#### Material for this task

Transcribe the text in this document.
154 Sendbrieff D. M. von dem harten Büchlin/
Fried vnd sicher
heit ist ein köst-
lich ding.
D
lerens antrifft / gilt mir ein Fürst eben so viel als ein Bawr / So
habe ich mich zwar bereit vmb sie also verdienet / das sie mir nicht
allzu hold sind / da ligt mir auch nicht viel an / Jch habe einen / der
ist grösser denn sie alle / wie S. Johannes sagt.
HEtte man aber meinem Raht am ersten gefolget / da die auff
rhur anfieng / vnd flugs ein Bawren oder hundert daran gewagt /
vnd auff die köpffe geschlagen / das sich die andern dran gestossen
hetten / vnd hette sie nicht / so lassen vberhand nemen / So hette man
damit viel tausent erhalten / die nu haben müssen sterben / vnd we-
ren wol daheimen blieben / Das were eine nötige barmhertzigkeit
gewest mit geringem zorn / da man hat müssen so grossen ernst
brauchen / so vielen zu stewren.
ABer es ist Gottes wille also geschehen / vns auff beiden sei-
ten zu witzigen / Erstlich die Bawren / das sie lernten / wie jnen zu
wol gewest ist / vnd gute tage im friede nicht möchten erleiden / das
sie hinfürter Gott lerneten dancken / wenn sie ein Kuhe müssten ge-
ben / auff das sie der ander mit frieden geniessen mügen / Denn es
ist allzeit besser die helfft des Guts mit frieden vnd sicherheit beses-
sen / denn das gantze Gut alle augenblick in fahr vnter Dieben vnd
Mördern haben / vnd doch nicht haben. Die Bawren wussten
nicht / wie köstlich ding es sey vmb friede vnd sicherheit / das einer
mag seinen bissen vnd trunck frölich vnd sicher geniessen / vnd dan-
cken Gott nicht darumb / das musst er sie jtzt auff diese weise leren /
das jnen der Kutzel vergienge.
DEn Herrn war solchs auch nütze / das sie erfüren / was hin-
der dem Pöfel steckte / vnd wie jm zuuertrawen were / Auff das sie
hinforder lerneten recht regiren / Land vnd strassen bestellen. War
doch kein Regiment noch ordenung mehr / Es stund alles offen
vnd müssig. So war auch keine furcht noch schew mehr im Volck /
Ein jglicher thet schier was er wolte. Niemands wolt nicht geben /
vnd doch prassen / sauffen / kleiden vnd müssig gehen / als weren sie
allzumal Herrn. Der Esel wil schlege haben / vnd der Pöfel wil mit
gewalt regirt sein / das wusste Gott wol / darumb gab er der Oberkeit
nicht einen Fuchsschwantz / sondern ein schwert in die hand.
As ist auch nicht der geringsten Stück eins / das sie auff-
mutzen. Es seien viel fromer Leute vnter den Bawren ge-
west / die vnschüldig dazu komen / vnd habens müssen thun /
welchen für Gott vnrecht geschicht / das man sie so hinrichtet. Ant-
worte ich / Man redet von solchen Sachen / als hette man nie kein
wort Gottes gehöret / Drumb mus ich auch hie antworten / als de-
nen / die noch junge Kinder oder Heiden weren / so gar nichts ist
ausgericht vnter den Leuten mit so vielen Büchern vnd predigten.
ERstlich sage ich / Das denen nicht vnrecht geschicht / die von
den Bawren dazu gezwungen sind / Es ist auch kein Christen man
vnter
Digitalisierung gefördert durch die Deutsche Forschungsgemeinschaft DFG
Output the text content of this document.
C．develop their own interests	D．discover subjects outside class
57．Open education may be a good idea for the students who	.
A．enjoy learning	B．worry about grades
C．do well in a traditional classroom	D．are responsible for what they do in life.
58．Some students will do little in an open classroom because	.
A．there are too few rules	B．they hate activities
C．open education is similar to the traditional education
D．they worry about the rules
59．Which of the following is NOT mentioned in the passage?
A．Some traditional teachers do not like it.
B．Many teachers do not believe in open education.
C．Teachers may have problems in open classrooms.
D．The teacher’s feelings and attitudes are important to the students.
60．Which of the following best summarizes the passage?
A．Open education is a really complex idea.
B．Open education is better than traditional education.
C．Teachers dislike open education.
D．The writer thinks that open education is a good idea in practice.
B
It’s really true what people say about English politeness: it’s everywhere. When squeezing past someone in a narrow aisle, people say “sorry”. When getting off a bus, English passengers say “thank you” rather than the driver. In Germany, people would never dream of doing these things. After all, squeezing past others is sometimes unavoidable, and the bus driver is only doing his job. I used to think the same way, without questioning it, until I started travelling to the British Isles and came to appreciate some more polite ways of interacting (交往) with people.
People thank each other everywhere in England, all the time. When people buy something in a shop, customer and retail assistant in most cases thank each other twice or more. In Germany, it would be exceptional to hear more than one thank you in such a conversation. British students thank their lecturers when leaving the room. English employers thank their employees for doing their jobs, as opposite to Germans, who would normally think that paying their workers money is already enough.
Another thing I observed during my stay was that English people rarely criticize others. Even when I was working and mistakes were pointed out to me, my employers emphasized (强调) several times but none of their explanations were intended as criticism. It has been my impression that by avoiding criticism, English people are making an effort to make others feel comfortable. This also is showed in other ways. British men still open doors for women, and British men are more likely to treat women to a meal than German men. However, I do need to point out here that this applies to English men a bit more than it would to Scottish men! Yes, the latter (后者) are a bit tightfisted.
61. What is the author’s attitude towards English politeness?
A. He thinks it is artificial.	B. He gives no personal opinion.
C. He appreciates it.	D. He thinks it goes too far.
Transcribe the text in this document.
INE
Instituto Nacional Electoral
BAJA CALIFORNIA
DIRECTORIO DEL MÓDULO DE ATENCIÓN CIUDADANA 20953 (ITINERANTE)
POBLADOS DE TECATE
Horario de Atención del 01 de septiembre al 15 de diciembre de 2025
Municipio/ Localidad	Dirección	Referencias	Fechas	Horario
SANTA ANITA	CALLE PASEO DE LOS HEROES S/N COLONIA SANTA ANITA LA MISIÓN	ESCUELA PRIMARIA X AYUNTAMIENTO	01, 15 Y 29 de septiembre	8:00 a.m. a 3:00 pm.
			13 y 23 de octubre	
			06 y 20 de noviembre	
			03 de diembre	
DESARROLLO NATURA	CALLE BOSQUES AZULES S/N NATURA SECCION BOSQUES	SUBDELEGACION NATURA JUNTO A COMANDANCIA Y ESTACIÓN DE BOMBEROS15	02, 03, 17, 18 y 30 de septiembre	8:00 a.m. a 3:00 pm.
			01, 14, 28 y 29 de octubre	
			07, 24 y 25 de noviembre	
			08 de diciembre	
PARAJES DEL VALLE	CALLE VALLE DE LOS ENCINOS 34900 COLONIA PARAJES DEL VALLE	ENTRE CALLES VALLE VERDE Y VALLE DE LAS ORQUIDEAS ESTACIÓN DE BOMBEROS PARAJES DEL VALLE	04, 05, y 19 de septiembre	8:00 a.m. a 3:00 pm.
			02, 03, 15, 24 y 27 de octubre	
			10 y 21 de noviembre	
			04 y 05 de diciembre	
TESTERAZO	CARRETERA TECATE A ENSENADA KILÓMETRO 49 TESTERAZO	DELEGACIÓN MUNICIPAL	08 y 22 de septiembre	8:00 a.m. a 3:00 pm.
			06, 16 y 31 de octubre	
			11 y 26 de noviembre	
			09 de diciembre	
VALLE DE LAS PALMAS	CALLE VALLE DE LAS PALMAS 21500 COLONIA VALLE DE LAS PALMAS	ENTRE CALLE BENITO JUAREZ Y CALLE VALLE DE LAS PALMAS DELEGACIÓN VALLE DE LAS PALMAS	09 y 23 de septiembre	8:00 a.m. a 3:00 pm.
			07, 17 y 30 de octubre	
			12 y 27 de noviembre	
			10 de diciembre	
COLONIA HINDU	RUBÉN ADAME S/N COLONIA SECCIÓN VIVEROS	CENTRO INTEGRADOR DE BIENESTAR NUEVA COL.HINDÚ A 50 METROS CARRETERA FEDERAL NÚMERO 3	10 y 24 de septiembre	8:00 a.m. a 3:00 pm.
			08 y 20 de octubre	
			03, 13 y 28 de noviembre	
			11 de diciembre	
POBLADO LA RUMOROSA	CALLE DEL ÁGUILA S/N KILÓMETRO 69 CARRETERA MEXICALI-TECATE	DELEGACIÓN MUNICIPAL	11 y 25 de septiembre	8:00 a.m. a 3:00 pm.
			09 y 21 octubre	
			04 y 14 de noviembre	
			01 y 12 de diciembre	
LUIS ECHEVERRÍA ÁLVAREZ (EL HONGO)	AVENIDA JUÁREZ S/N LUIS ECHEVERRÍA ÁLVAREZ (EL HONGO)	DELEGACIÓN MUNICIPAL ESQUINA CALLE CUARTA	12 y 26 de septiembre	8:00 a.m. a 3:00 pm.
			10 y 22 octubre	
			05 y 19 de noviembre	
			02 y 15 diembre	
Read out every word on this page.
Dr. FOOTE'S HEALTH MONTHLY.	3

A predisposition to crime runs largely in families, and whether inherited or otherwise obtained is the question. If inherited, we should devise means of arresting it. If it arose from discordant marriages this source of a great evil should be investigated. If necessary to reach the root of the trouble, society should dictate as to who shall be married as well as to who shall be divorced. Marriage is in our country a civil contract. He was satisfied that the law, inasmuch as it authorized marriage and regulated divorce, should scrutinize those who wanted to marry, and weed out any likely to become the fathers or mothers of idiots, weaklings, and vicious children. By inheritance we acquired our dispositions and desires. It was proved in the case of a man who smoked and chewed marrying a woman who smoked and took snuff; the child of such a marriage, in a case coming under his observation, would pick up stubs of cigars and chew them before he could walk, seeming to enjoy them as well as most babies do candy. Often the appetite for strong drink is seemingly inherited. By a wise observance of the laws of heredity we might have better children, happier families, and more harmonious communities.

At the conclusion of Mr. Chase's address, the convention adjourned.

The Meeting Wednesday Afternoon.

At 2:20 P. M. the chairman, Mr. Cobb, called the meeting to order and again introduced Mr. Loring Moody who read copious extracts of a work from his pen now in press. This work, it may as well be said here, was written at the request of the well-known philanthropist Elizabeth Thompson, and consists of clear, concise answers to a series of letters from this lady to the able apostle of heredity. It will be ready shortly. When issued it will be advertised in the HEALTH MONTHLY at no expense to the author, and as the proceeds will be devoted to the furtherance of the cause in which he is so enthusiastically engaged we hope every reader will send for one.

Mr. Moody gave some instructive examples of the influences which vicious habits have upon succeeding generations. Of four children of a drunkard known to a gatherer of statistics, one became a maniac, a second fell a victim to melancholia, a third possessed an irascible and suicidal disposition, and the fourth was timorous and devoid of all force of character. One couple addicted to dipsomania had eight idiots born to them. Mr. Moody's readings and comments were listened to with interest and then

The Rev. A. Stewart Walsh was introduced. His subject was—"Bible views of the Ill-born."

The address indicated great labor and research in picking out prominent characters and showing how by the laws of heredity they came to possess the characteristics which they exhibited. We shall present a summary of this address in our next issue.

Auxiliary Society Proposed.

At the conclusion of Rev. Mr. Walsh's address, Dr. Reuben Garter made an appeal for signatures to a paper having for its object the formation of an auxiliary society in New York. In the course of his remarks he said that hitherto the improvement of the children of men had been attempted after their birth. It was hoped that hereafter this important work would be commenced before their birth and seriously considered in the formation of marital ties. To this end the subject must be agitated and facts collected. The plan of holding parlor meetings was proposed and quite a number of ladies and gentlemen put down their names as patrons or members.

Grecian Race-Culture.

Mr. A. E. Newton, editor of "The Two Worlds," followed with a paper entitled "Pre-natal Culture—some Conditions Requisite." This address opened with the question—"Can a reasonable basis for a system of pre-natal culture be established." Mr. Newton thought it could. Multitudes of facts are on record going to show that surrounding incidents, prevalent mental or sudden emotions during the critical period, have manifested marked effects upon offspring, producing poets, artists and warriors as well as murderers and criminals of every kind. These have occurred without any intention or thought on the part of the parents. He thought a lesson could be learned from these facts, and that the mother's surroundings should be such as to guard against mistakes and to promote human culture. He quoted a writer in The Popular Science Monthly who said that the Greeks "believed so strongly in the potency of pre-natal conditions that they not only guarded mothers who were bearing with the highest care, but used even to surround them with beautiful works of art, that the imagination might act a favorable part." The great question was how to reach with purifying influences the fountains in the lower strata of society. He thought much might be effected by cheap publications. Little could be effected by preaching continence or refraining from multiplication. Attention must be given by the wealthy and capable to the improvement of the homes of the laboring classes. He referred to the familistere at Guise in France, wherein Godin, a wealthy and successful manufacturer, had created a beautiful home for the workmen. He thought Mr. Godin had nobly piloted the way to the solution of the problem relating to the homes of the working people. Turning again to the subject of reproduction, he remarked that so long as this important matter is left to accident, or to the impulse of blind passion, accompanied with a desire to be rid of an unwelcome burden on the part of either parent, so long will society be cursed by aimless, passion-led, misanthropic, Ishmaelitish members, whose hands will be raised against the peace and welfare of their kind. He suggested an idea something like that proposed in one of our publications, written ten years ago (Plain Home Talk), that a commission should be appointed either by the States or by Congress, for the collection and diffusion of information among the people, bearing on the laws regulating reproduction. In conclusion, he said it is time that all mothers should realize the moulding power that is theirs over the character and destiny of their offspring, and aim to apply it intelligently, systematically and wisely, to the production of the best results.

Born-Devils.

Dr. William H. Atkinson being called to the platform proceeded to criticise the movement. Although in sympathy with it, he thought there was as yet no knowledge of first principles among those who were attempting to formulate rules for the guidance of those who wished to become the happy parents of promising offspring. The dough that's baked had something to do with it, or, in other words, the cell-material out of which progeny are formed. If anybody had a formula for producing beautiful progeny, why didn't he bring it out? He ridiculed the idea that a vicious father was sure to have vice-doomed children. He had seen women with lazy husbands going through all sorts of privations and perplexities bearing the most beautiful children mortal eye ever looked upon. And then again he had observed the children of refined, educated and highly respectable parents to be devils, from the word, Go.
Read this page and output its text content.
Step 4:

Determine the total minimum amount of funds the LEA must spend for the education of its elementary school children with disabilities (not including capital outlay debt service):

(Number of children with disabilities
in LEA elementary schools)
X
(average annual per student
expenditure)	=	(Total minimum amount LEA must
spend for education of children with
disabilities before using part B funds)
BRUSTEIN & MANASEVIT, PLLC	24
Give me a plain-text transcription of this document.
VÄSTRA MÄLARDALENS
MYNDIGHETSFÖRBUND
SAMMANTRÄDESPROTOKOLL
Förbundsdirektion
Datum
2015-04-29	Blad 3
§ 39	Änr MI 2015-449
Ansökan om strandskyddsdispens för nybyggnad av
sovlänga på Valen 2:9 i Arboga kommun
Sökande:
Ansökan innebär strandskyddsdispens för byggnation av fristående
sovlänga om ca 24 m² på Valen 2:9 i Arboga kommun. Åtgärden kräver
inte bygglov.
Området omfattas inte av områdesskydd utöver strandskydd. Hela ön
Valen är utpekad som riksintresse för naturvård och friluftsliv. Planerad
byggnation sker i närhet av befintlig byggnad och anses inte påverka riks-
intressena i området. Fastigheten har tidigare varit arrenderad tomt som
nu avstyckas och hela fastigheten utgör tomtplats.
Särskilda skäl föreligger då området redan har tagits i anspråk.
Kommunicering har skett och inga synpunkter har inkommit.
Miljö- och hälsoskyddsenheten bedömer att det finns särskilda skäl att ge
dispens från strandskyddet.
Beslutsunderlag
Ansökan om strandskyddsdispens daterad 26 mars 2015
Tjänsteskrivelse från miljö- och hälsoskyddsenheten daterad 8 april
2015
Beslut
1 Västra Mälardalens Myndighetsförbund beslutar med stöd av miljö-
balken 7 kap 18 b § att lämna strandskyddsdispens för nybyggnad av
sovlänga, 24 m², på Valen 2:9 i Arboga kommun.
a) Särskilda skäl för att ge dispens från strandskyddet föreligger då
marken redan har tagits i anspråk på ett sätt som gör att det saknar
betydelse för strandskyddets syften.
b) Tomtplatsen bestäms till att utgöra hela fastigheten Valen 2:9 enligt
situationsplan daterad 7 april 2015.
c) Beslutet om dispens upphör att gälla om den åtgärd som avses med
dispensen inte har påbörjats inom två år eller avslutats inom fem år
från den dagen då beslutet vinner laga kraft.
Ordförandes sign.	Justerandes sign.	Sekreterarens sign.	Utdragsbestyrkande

########

- _What needs to be done_:
What count of lines in the listing contain the word "sovlänga"? Reply with the number only.

- _Completed task_:
3